## What is being asked
Please copy every line in the records below word for word, without changing a single character.

-- Start of Records for the exercise --

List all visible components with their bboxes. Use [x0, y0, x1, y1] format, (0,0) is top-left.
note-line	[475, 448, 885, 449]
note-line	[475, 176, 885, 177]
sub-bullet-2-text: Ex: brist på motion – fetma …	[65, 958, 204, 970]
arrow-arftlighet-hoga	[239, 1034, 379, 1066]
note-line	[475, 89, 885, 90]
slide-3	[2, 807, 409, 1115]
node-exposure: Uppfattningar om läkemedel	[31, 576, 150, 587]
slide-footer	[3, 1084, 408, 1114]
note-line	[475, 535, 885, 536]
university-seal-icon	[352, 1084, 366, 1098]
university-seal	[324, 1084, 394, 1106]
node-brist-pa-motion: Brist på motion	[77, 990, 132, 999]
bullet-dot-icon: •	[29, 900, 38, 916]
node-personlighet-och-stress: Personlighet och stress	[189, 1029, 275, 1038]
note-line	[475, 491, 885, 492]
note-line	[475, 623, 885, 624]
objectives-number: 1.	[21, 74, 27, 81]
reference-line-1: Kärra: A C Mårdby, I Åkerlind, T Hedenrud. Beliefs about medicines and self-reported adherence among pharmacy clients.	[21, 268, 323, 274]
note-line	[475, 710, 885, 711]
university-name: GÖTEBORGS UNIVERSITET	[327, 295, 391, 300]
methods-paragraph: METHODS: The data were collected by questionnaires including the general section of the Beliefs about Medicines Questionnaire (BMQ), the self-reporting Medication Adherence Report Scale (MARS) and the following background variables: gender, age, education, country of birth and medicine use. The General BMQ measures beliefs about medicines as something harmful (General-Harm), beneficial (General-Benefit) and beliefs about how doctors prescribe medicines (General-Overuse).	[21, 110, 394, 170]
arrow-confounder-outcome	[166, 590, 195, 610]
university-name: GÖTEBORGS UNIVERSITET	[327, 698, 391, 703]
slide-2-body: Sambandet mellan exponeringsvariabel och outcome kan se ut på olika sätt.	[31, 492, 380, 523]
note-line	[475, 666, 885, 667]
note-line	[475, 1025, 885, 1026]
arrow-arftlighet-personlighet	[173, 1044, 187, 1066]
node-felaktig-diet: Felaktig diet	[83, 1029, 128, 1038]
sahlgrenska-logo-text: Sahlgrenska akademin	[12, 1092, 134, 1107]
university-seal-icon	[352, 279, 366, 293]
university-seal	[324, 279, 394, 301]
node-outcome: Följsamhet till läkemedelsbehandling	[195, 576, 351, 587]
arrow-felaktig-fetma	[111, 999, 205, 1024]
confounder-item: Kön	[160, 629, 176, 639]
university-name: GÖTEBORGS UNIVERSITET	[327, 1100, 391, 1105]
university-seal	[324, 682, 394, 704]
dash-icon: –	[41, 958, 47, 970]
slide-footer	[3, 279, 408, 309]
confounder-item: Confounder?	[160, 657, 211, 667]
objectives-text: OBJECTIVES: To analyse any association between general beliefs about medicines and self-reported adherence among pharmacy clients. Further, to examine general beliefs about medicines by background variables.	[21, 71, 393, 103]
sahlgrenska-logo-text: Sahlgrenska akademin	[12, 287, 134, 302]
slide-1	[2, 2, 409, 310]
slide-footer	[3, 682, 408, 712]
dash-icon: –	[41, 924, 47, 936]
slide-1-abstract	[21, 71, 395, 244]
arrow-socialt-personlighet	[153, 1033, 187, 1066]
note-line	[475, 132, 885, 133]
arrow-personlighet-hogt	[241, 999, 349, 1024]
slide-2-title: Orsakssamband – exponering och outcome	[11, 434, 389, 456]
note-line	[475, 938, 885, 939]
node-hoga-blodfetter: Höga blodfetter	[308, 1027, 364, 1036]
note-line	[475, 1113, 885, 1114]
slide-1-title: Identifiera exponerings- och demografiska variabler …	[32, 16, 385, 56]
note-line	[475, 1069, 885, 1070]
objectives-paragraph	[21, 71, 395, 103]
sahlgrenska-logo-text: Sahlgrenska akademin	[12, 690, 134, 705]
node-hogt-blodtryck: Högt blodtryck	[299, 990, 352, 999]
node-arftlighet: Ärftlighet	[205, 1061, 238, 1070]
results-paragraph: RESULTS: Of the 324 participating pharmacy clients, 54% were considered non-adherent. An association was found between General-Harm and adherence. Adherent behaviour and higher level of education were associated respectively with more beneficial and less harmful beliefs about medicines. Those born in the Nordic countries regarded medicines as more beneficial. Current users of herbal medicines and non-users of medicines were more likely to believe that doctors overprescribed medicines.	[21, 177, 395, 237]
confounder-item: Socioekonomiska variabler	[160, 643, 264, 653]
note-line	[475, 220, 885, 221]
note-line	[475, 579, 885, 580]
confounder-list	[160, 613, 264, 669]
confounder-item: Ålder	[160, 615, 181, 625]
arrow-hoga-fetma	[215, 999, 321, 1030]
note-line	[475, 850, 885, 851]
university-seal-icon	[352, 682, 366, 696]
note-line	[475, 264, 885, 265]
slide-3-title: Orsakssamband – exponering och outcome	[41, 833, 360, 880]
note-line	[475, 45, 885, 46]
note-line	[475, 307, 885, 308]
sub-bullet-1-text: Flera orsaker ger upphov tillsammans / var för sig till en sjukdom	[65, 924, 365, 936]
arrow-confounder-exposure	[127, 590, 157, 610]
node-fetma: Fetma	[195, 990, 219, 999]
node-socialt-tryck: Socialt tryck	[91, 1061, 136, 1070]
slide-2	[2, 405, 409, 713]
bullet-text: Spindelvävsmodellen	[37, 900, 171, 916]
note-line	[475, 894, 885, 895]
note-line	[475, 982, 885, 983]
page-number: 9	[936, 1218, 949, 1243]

-- End of Records for the exercise --

## Task output
List all visible components with their bboxes. Use [x0, y0, x1, y1] format, (0,0) is top-left.
note-line	[475, 448, 885, 449]
note-line	[475, 176, 885, 177]
sub-bullet-2-text: Ex: brist på motion – fetma …	[65, 958, 204, 970]
arrow-arftlighet-hoga	[239, 1034, 379, 1066]
note-line	[475, 89, 885, 90]
slide-3	[2, 807, 409, 1115]
node-exposure: Uppfattningar om läkemedel	[31, 576, 150, 587]
slide-footer	[3, 1084, 408, 1114]
note-line	[475, 535, 885, 536]
university-seal-icon	[352, 1084, 366, 1098]
university-seal	[324, 1084, 394, 1106]
node-brist-pa-motion: Brist på motion	[77, 990, 132, 999]
bullet-dot-icon: •	[29, 900, 38, 916]
node-personlighet-och-stress: Personlighet och stress	[189, 1029, 275, 1038]
note-line	[475, 491, 885, 492]
note-line	[475, 623, 885, 624]
objectives-number: 1.	[21, 74, 27, 81]
reference-line-1: Kärra: A C Mårdby, I Åkerlind, T Hedenrud. Beliefs about medicines and self-reported adherence among pharmacy clients.	[21, 268, 323, 274]
note-line	[475, 710, 885, 711]
university-name: GÖTEBORGS UNIVERSITET	[327, 295, 391, 300]
methods-paragraph: METHODS: The data were collected by questionnaires including the general section of the Beliefs about Medicines Questionnaire (BMQ), the self-reporting Medication Adherence Report Scale (MARS) and the following background variables: gender, age, education, country of birth and medicine use. The General BMQ measures beliefs about medicines as something harmful (General-Harm), beneficial (General-Benefit) and beliefs about how doctors prescribe medicines (General-Overuse).	[21, 110, 394, 170]
arrow-confounder-outcome	[166, 590, 195, 610]
university-name: GÖTEBORGS UNIVERSITET	[327, 698, 391, 703]
slide-2-body: Sambandet mellan exponeringsvariabel och outcome kan se ut på olika sätt.	[31, 492, 380, 523]
note-line	[475, 666, 885, 667]
note-line	[475, 1025, 885, 1026]
arrow-arftlighet-personlighet	[173, 1044, 187, 1066]
node-felaktig-diet: Felaktig diet	[83, 1029, 128, 1038]
sahlgrenska-logo-text: Sahlgrenska akademin	[12, 1092, 134, 1107]
university-seal-icon	[352, 279, 366, 293]
university-seal	[324, 279, 394, 301]
node-outcome: Följsamhet till läkemedelsbehandling	[195, 576, 351, 587]
arrow-felaktig-fetma	[111, 999, 205, 1024]
confounder-item: Kön	[160, 629, 176, 639]
university-name: GÖTEBORGS UNIVERSITET	[327, 1100, 391, 1105]
university-seal	[324, 682, 394, 704]
dash-icon: –	[41, 958, 47, 970]
slide-footer	[3, 279, 408, 309]
confounder-item: Confounder?	[160, 657, 211, 667]
objectives-text: OBJECTIVES: To analyse any association between general beliefs about medicines and self-reported adherence among pharmacy clients. Further, to examine general beliefs about medicines by background variables.	[21, 71, 393, 103]
sahlgrenska-logo-text: Sahlgrenska akademin	[12, 287, 134, 302]
slide-1	[2, 2, 409, 310]
slide-footer	[3, 682, 408, 712]
dash-icon: –	[41, 924, 47, 936]
slide-1-abstract	[21, 71, 395, 244]
arrow-socialt-personlighet	[153, 1033, 187, 1066]
note-line	[475, 132, 885, 133]
arrow-personlighet-hogt	[241, 999, 349, 1024]
slide-2-title: Orsakssamband – exponering och outcome	[11, 434, 389, 456]
note-line	[475, 938, 885, 939]
node-hoga-blodfetter: Höga blodfetter	[308, 1027, 364, 1036]
note-line	[475, 1113, 885, 1114]
slide-1-title: Identifiera exponerings- och demografiska variabler …	[32, 16, 385, 56]
note-line	[475, 1069, 885, 1070]
objectives-paragraph	[21, 71, 395, 103]
sahlgrenska-logo-text: Sahlgrenska akademin	[12, 690, 134, 705]
node-hogt-blodtryck: Högt blodtryck	[299, 990, 352, 999]
node-arftlighet: Ärftlighet	[205, 1061, 238, 1070]
results-paragraph: RESULTS: Of the 324 participating pharmacy clients, 54% were considered non-adherent. An association was found between General-Harm and adherence. Adherent behaviour and higher level of education were associated respectively with more beneficial and less harmful beliefs about medicines. Those born in the Nordic countries regarded medicines as more beneficial. Current users of herbal medicines and non-users of medicines were more likely to believe that doctors overprescribed medicines.	[21, 177, 395, 237]
confounder-item: Socioekonomiska variabler	[160, 643, 264, 653]
note-line	[475, 220, 885, 221]
note-line	[475, 579, 885, 580]
confounder-list	[160, 613, 264, 669]
confounder-item: Ålder	[160, 615, 181, 625]
arrow-hoga-fetma	[215, 999, 321, 1030]
note-line	[475, 850, 885, 851]
university-seal-icon	[352, 682, 366, 696]
note-line	[475, 264, 885, 265]
slide-3-title: Orsakssamband – exponering och outcome	[41, 833, 360, 880]
note-line	[475, 45, 885, 46]
note-line	[475, 307, 885, 308]
sub-bullet-1-text: Flera orsaker ger upphov tillsammans / var för sig till en sjukdom	[65, 924, 365, 936]
arrow-confounder-exposure	[127, 590, 157, 610]
node-fetma: Fetma	[195, 990, 219, 999]
node-socialt-tryck: Socialt tryck	[91, 1061, 136, 1070]
slide-2	[2, 405, 409, 713]
bullet-text: Spindelvävsmodellen	[37, 900, 171, 916]
note-line	[475, 894, 885, 895]
note-line	[475, 982, 885, 983]
page-number: 9	[936, 1218, 949, 1243]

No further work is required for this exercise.